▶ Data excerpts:
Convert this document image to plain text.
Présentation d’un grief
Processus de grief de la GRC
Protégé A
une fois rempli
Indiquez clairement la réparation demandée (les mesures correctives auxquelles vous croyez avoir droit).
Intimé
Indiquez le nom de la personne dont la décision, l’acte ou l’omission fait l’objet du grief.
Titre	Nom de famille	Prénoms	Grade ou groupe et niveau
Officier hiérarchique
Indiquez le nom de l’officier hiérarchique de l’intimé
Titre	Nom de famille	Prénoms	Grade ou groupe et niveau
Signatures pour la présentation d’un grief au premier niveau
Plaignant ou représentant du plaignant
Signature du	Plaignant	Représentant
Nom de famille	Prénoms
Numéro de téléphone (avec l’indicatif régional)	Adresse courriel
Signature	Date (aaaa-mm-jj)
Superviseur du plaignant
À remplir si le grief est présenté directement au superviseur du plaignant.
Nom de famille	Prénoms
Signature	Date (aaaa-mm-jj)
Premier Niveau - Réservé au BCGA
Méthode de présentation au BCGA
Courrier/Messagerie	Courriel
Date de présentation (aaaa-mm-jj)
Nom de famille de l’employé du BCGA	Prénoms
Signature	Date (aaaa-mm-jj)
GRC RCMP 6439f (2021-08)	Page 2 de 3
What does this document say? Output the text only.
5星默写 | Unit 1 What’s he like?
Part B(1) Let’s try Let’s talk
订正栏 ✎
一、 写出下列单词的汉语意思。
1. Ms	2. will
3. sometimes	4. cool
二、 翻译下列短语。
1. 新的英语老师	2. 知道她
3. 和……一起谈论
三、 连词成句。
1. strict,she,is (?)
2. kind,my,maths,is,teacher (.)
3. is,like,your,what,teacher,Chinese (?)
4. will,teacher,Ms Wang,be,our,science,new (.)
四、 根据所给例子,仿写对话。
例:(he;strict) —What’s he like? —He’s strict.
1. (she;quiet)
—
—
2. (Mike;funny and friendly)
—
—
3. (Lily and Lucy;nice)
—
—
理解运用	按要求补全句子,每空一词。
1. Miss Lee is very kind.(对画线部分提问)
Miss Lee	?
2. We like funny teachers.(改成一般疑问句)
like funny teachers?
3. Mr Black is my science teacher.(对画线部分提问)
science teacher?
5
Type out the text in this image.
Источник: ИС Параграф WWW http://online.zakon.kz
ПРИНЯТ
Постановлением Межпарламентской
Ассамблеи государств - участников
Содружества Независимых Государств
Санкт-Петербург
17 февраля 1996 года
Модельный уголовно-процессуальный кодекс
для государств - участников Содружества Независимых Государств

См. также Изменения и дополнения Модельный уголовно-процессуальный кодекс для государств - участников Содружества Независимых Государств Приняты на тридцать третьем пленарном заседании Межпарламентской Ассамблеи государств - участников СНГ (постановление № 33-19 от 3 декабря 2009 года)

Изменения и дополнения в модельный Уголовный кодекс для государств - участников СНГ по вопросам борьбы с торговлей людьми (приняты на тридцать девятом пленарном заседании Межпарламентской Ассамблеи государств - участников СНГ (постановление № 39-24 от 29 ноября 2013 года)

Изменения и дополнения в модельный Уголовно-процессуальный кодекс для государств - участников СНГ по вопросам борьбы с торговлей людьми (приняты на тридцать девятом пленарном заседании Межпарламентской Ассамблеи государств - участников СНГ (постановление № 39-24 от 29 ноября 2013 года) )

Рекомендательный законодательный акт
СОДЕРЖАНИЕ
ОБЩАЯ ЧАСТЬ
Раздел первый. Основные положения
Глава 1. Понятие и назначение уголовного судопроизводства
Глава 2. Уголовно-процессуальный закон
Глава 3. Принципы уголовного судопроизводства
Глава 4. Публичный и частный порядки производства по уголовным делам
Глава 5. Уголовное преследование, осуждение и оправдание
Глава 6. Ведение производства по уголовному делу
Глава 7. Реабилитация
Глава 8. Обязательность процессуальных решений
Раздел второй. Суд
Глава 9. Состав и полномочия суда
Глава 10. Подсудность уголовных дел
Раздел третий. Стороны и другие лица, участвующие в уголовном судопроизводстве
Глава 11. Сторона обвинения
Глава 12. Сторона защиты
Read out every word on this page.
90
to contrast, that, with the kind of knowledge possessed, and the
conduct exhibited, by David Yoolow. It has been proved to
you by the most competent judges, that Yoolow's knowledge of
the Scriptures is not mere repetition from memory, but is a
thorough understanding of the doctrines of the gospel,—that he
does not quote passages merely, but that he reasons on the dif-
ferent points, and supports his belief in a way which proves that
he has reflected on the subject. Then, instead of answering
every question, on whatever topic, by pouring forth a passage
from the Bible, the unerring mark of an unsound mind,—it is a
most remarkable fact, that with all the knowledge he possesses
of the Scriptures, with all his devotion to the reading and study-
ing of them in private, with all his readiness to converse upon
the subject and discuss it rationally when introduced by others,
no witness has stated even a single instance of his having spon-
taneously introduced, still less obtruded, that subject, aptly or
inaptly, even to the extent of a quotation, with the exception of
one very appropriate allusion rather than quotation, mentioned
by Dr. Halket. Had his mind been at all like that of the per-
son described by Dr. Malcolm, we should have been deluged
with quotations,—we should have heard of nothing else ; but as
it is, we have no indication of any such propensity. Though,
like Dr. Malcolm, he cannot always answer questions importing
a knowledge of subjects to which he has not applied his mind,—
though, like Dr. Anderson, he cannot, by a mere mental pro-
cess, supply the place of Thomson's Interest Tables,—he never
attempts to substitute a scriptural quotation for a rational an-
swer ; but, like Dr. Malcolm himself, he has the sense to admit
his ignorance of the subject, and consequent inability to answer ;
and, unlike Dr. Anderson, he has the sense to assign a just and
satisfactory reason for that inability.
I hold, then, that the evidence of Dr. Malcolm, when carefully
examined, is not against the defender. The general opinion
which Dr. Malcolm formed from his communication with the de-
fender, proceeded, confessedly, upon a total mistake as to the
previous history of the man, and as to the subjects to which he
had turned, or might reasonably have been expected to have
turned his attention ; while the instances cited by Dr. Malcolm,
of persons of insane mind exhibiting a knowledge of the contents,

▶ Required task: Look for the word "does" in every line of the listing and copy the lines that have it.

▶ Full output:
What does this document say? Output the text only.
does not quote passages merely, but that he reasons on the dif-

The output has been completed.